[Some records]
= = = =

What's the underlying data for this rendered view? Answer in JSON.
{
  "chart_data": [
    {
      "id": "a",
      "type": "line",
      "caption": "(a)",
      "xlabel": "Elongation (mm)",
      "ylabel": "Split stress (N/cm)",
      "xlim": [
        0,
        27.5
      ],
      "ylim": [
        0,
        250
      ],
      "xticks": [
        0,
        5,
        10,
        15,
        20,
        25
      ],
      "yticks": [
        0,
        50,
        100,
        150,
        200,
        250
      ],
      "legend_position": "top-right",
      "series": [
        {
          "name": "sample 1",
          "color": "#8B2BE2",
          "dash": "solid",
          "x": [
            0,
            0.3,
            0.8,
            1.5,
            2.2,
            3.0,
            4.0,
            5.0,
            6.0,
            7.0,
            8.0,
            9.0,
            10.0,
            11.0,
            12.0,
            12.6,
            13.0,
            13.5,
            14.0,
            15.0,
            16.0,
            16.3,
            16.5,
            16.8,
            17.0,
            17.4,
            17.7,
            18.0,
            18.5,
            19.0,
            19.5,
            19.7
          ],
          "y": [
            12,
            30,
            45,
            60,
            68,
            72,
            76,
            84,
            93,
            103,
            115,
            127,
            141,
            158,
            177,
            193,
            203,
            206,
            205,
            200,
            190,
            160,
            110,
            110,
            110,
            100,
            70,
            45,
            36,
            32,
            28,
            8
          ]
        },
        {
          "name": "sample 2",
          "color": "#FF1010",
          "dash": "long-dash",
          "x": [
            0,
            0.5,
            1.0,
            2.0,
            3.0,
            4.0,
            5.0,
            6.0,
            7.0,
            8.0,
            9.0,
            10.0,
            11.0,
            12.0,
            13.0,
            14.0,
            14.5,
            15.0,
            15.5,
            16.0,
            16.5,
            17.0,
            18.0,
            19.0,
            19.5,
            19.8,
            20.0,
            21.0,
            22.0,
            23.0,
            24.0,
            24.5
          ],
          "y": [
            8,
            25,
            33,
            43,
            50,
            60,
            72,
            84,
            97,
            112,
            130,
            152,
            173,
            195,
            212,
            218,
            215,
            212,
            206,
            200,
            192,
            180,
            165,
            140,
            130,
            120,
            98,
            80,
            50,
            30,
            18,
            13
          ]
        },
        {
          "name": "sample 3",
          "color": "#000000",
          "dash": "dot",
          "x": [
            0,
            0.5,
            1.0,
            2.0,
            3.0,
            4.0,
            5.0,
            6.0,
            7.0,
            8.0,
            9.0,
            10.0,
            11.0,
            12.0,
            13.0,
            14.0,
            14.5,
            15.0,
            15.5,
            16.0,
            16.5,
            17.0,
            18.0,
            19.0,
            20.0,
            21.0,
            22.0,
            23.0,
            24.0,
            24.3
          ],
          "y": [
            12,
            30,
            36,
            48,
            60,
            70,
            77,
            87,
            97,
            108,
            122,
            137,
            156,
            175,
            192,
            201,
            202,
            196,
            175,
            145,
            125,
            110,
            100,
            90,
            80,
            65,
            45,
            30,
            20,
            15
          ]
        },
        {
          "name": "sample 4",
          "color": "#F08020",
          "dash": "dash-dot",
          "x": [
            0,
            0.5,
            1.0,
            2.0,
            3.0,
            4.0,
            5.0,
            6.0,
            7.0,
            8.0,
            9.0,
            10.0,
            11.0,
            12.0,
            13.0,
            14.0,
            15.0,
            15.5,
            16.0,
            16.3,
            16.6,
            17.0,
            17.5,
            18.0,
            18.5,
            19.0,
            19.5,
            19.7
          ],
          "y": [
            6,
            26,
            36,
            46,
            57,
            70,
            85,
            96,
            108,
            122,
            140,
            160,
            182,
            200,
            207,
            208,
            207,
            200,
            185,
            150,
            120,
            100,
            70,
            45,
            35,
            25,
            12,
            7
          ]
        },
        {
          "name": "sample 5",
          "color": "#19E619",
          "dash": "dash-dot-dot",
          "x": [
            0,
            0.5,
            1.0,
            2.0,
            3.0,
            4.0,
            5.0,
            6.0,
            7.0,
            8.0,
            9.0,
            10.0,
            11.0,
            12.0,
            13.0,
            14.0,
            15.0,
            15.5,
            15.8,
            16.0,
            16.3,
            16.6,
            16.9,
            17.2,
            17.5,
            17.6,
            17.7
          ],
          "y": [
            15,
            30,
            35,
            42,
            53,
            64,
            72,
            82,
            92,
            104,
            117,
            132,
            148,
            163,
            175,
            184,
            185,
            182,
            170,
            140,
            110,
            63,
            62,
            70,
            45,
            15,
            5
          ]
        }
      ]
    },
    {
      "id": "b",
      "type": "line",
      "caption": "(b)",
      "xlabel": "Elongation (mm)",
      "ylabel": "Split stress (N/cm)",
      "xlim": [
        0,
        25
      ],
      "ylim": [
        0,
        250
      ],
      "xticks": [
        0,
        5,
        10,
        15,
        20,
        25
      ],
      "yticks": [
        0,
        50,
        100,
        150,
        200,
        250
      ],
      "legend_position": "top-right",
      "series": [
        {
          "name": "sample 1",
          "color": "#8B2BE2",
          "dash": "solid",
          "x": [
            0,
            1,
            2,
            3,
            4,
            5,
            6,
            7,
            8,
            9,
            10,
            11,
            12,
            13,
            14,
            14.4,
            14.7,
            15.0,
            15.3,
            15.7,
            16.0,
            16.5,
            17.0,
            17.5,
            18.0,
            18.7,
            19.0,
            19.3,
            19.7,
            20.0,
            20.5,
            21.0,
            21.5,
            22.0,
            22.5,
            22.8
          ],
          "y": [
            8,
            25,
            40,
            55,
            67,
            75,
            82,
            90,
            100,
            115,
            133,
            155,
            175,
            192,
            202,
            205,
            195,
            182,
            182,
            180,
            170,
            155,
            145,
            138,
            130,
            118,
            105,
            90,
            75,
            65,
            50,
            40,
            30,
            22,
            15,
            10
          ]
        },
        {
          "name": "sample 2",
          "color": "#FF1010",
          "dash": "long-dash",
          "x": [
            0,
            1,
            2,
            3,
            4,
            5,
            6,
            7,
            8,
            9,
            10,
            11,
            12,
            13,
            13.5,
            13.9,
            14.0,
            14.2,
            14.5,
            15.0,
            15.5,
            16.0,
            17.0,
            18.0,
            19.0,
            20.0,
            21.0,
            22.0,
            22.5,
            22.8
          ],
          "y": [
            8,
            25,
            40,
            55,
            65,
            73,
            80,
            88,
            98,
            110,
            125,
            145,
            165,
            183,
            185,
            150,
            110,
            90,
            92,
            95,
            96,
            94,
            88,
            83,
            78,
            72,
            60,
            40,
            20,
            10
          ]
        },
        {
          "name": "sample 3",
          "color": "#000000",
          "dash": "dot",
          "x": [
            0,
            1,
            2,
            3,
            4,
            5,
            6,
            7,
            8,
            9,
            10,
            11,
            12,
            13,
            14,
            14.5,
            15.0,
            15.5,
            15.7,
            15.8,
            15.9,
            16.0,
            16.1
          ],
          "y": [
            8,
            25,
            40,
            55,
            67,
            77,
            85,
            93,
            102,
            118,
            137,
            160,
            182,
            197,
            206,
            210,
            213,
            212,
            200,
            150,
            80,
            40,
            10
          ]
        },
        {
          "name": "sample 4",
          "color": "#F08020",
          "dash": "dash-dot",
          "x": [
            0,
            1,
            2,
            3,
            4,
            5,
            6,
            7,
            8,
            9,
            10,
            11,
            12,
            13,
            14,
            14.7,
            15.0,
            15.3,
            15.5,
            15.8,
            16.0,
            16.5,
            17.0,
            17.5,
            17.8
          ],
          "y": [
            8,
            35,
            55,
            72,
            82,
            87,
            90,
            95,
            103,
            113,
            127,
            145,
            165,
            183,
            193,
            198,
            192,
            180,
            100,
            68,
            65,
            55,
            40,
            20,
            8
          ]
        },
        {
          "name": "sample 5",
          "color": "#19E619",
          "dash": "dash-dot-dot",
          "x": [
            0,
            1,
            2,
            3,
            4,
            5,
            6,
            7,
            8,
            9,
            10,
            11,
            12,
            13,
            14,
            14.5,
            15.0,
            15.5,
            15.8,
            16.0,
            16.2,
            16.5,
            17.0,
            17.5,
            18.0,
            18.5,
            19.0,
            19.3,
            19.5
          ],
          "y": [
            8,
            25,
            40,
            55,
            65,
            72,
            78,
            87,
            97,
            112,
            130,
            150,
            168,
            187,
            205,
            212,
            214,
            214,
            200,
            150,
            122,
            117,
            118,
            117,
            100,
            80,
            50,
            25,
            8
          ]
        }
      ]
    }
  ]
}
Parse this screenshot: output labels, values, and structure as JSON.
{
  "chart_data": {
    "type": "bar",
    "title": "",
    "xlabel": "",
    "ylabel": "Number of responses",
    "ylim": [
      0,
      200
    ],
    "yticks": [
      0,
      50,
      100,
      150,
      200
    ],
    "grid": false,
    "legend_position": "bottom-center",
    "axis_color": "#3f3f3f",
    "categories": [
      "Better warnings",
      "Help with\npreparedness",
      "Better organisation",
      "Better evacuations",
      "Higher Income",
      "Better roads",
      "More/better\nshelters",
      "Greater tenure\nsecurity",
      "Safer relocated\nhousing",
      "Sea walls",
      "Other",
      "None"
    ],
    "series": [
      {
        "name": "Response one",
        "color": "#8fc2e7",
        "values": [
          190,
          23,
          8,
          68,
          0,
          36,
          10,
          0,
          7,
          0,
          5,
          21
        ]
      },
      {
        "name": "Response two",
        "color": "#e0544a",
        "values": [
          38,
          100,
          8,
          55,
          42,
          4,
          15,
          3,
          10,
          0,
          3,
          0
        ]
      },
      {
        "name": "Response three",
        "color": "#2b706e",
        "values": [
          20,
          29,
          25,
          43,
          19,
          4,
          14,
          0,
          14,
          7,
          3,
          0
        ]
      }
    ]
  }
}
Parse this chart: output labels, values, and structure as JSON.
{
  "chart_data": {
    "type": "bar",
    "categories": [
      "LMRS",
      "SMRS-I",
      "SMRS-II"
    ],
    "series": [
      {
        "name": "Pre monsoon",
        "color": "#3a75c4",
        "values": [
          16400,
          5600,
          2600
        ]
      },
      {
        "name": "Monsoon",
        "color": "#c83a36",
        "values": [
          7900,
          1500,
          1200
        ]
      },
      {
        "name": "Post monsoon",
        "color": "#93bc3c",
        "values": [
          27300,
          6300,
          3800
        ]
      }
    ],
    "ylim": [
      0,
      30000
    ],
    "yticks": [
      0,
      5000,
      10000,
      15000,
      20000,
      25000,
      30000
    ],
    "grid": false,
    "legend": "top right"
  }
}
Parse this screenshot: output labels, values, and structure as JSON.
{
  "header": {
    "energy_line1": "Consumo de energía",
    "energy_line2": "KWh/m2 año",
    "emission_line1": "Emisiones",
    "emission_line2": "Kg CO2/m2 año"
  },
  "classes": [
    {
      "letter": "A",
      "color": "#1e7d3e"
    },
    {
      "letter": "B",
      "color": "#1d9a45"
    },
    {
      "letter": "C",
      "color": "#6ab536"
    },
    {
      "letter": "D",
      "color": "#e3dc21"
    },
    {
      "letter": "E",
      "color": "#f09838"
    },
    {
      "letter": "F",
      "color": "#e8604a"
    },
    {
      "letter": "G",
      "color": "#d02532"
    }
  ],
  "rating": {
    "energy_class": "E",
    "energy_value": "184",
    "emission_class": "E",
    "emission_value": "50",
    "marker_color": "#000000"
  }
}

= = = =

» **WHAT TO PRODUCE**
Across the records, count the lines holding the string "JSON". Give the number and stop.

» **SOLUTION**
4